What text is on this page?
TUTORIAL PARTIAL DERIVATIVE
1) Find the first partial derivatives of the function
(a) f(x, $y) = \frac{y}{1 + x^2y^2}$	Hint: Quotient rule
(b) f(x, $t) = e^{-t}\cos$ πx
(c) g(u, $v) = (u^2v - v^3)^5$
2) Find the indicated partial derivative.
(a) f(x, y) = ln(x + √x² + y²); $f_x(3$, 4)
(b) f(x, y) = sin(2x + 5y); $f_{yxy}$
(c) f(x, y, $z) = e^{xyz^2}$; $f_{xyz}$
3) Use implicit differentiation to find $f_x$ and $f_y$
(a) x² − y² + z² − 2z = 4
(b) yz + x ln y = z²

*Work required*
The records above must be output exactly, in full.

*Output for this task*
What text is on this page?
TUTORIAL PARTIAL DERIVATIVE
1) Find the first partial derivatives of the function
(a) f(x, $y) = \frac{y}{1 + x^2y^2}$	Hint: Quotient rule
(b) f(x, $t) = e^{-t}\cos$ πx
(c) g(u, $v) = (u^2v - v^3)^5$
2) Find the indicated partial derivative.
(a) f(x, y) = ln(x + √x² + y²); $f_x(3$, 4)
(b) f(x, y) = sin(2x + 5y); $f_{yxy}$
(c) f(x, y, $z) = e^{xyz^2}$; $f_{xyz}$
3) Use implicit differentiation to find $f_x$ and $f_y$
(a) x² − y² + z² − 2z = 4
(b) yz + x ln y = z²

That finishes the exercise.